SHORT TASK :: Restate the records below word for word.

:::::

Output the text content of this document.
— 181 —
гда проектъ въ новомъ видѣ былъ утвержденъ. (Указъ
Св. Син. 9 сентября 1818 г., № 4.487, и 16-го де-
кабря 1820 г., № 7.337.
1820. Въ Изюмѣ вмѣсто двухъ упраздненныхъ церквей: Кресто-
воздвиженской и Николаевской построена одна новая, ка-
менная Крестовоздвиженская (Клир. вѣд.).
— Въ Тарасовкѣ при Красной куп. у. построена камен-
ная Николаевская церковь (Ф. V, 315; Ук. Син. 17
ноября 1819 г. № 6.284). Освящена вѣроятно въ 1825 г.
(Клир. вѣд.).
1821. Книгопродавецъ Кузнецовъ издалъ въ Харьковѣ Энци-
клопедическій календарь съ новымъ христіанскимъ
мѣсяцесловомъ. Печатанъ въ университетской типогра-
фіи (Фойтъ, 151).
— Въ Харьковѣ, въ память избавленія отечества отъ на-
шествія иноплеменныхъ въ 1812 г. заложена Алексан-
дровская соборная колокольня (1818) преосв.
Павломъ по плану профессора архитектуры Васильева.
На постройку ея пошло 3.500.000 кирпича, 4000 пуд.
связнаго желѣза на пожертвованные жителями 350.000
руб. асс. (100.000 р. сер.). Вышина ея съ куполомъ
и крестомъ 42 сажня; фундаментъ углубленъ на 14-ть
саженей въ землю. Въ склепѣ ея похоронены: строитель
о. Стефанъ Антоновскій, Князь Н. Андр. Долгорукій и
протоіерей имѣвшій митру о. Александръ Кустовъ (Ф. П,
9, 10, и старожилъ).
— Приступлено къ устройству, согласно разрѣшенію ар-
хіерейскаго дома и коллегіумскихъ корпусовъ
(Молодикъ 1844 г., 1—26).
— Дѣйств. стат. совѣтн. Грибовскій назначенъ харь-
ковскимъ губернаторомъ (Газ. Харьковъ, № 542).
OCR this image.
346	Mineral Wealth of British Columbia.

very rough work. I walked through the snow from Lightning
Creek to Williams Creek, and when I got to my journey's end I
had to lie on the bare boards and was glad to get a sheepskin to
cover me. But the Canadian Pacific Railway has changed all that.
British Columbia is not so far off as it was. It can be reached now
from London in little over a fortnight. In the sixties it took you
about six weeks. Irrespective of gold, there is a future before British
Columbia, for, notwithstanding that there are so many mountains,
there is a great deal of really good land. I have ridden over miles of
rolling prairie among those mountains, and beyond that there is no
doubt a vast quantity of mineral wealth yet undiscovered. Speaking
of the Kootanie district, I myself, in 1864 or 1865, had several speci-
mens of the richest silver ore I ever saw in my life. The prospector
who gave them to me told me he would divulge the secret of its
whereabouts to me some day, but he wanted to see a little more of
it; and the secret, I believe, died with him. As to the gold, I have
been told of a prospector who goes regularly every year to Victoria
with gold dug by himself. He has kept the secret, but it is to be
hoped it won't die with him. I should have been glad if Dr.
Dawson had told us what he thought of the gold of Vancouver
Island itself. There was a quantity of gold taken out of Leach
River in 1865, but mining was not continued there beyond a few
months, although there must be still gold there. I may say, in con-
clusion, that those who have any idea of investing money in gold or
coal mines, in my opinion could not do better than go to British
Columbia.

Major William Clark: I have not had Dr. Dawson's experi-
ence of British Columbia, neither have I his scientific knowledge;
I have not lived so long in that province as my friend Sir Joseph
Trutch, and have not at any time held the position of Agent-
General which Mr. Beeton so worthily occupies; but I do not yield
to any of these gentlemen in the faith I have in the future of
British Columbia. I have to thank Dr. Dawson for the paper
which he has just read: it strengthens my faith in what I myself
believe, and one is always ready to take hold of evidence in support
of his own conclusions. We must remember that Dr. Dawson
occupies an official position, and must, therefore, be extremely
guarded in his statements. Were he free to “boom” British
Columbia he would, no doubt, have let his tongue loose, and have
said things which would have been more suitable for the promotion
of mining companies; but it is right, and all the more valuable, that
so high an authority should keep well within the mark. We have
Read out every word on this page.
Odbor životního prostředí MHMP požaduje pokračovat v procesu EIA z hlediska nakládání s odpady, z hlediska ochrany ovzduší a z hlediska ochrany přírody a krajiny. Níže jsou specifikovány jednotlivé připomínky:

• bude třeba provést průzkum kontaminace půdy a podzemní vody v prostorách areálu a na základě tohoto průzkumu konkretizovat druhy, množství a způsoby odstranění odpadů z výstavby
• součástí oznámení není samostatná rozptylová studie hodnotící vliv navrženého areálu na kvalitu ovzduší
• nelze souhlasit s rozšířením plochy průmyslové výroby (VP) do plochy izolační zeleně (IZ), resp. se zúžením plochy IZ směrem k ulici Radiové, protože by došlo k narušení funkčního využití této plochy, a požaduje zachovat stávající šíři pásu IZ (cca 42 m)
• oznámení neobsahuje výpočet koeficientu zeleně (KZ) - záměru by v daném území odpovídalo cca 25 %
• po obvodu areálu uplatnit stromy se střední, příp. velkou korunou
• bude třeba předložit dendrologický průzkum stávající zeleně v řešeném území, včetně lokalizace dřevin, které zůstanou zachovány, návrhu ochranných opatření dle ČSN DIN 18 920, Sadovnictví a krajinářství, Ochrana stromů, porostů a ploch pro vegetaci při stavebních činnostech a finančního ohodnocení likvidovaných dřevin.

:::::

TASK OUTPUT ::
Output the text content of this document.
— 181 —
гда проектъ въ новомъ видѣ былъ утвержденъ. (Указъ
Св. Син. 9 сентября 1818 г., № 4.487, и 16-го де-
кабря 1820 г., № 7.337.
1820. Въ Изюмѣ вмѣсто двухъ упраздненныхъ церквей: Кресто-
воздвиженской и Николаевской построена одна новая, ка-
менная Крестовоздвиженская (Клир. вѣд.).
— Въ Тарасовкѣ при Красной куп. у. построена камен-
ная Николаевская церковь (Ф. V, 315; Ук. Син. 17
ноября 1819 г. № 6.284). Освящена вѣроятно въ 1825 г.
(Клир. вѣд.).
1821. Книгопродавецъ Кузнецовъ издалъ въ Харьковѣ Энци-
клопедическій календарь съ новымъ христіанскимъ
мѣсяцесловомъ. Печатанъ въ университетской типогра-
фіи (Фойтъ, 151).
— Въ Харьковѣ, въ память избавленія отечества отъ на-
шествія иноплеменныхъ въ 1812 г. заложена Алексан-
дровская соборная колокольня (1818) преосв.
Павломъ по плану профессора архитектуры Васильева.
На постройку ея пошло 3.500.000 кирпича, 4000 пуд.
связнаго желѣза на пожертвованные жителями 350.000
руб. асс. (100.000 р. сер.). Вышина ея съ куполомъ
и крестомъ 42 сажня; фундаментъ углубленъ на 14-ть
саженей въ землю. Въ склепѣ ея похоронены: строитель
о. Стефанъ Антоновскій, Князь Н. Андр. Долгорукій и
протоіерей имѣвшій митру о. Александръ Кустовъ (Ф. П,
9, 10, и старожилъ).
— Приступлено къ устройству, согласно разрѣшенію ар-
хіерейскаго дома и коллегіумскихъ корпусовъ
(Молодикъ 1844 г., 1—26).
— Дѣйств. стат. совѣтн. Грибовскій назначенъ харь-
ковскимъ губернаторомъ (Газ. Харьковъ, № 542).
OCR this image.
346	Mineral Wealth of British Columbia.

very rough work. I walked through the snow from Lightning
Creek to Williams Creek, and when I got to my journey's end I
had to lie on the bare boards and was glad to get a sheepskin to
cover me. But the Canadian Pacific Railway has changed all that.
British Columbia is not so far off as it was. It can be reached now
from London in little over a fortnight. In the sixties it took you
about six weeks. Irrespective of gold, there is a future before British
Columbia, for, notwithstanding that there are so many mountains,
there is a great deal of really good land. I have ridden over miles of
rolling prairie among those mountains, and beyond that there is no
doubt a vast quantity of mineral wealth yet undiscovered. Speaking
of the Kootanie district, I myself, in 1864 or 1865, had several speci-
mens of the richest silver ore I ever saw in my life. The prospector
who gave them to me told me he would divulge the secret of its
whereabouts to me some day, but he wanted to see a little more of
it; and the secret, I believe, died with him. As to the gold, I have
been told of a prospector who goes regularly every year to Victoria
with gold dug by himself. He has kept the secret, but it is to be
hoped it won't die with him. I should have been glad if Dr.
Dawson had told us what he thought of the gold of Vancouver
Island itself. There was a quantity of gold taken out of Leach
River in 1865, but mining was not continued there beyond a few
months, although there must be still gold there. I may say, in con-
clusion, that those who have any idea of investing money in gold or
coal mines, in my opinion could not do better than go to British
Columbia.

Major William Clark: I have not had Dr. Dawson's experi-
ence of British Columbia, neither have I his scientific knowledge;
I have not lived so long in that province as my friend Sir Joseph
Trutch, and have not at any time held the position of Agent-
General which Mr. Beeton so worthily occupies; but I do not yield
to any of these gentlemen in the faith I have in the future of
British Columbia. I have to thank Dr. Dawson for the paper
which he has just read: it strengthens my faith in what I myself
believe, and one is always ready to take hold of evidence in support
of his own conclusions. We must remember that Dr. Dawson
occupies an official position, and must, therefore, be extremely
guarded in his statements. Were he free to “boom” British
Columbia he would, no doubt, have let his tongue loose, and have
said things which would have been more suitable for the promotion
of mining companies; but it is right, and all the more valuable, that
so high an authority should keep well within the mark. We have
Read out every word on this page.
Odbor životního prostředí MHMP požaduje pokračovat v procesu EIA z hlediska nakládání s odpady, z hlediska ochrany ovzduší a z hlediska ochrany přírody a krajiny. Níže jsou specifikovány jednotlivé připomínky:

• bude třeba provést průzkum kontaminace půdy a podzemní vody v prostorách areálu a na základě tohoto průzkumu konkretizovat druhy, množství a způsoby odstranění odpadů z výstavby
• součástí oznámení není samostatná rozptylová studie hodnotící vliv navrženého areálu na kvalitu ovzduší
• nelze souhlasit s rozšířením plochy průmyslové výroby (VP) do plochy izolační zeleně (IZ), resp. se zúžením plochy IZ směrem k ulici Radiové, protože by došlo k narušení funkčního využití této plochy, a požaduje zachovat stávající šíři pásu IZ (cca 42 m)
• oznámení neobsahuje výpočet koeficientu zeleně (KZ) - záměru by v daném území odpovídalo cca 25 %
• po obvodu areálu uplatnit stromy se střední, příp. velkou korunou
• bude třeba předložit dendrologický průzkum stávající zeleně v řešeném území, včetně lokalizace dřevin, které zůstanou zachovány, návrhu ochranných opatření dle ČSN DIN 18 920, Sadovnictví a krajinářství, Ochrana stromů, porostů a ploch pro vegetaci při stavebních činnostech a finančního ohodnocení likvidovaných dřevin.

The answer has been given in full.